WRITTEN REQUEST — Pick out every line in the data below that holds "кольору".

TASK INPUT —
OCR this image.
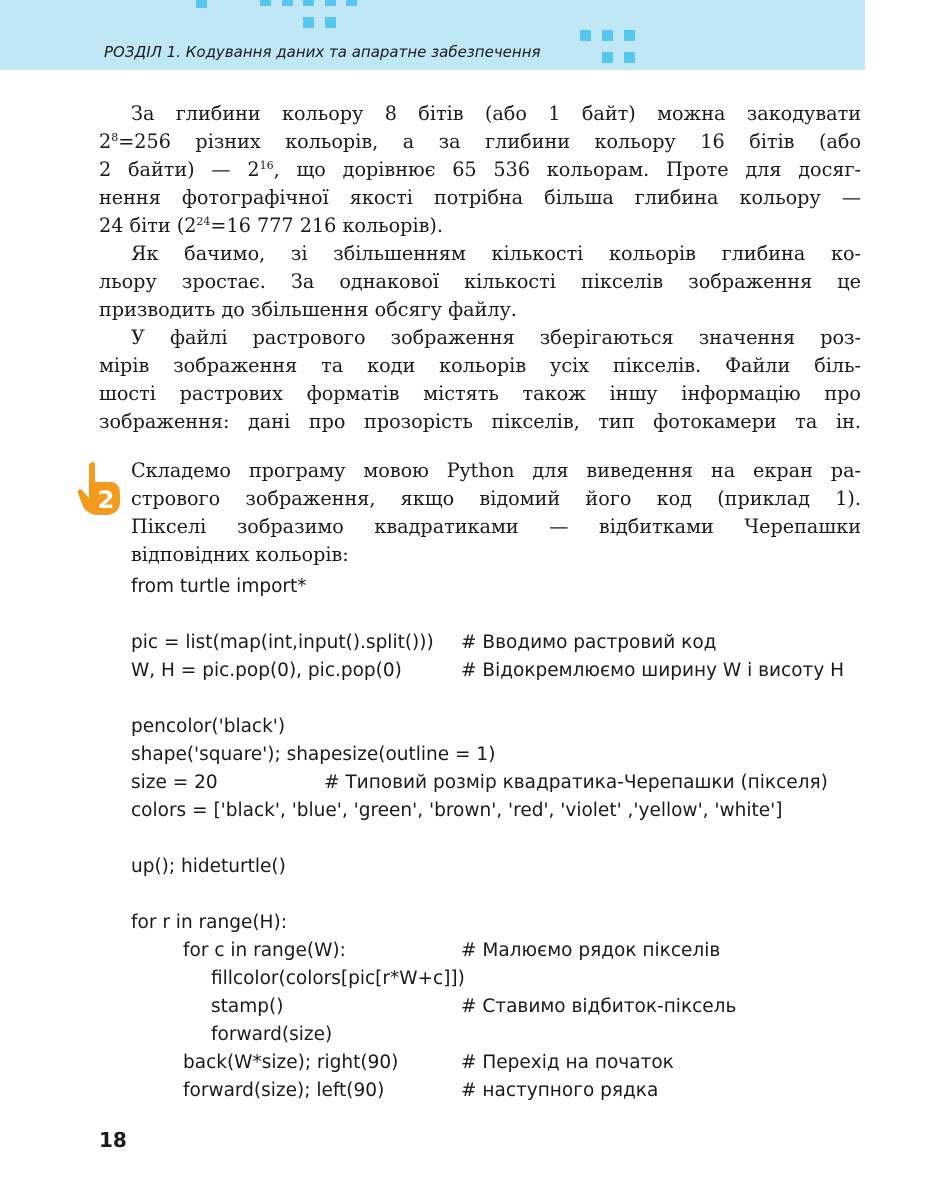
РОЗДІЛ 1. Кодування даних та апаратне забезпечення
За глибини кольору 8 бітів (або 1 байт) можна закодувати
$2^8=256$ різних кольорів, а за глибини кольору 16 бітів (або
2 байти) — $2^{16}$, що дорівнює 65 536 кольорам. Проте для досяг-
нення фотографічної якості потрібна більша глибина кольору —
24 біти ($2^{24}=16$ 777 216 кольорів).
Як бачимо, зі збільшенням кількості кольорів глибина ко-
льору зростає. За однакової кількості пікселів зображення це
призводить до збільшення обсягу файлу.
У файлі растрового зображення зберігаються значення роз-
мірів зображення та коди кольорів усіх пікселів. Файли біль-
шості растрових форматів містять також іншу інформацію про
зображення: дані про прозорість пікселів, тип фотокамери та ін.
2
Складемо програму мовою Python для виведення на екран ра-
стрового зображення, якщо відомий його код (приклад 1).
Пікселі зобразимо квадратиками — відбитками Черепашки
відповідних кольорів:
from turtle import*
pic = list(map(int,input().split())) # Вводимо растровий код
W, H = pic.pop(0), pic.pop(0)	# Відокремлюємо ширину W і висоту H
pencolor('black')
shape('square'); shapesize(outline = 1)
size = 20	# Типовий розмір квадратика-Черепашки (пікселя)
colors = ['black', 'blue', 'green', 'brown', 'red', 'violet' ,'yellow', 'white']
up(); hideturtle()
for r in range(H):
for c in range(W):	# Малюємо рядок пікселів
fillcolor(colors[pic[r*W+c]])
stamp()	# Ставимо відбиток-піксель
forward(size)
back(W*size); right(90)	# Перехід на початок
forward(size); left(90)	# наступного рядка
18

RESULT FOR THIS TASK —
За глибини кольору 8 бітів (або 1 байт) можна закодувати
$2^8=256$ різних кольорів, а за глибини кольору 16 бітів (або
нення фотографічної якості потрібна більша глибина кольору —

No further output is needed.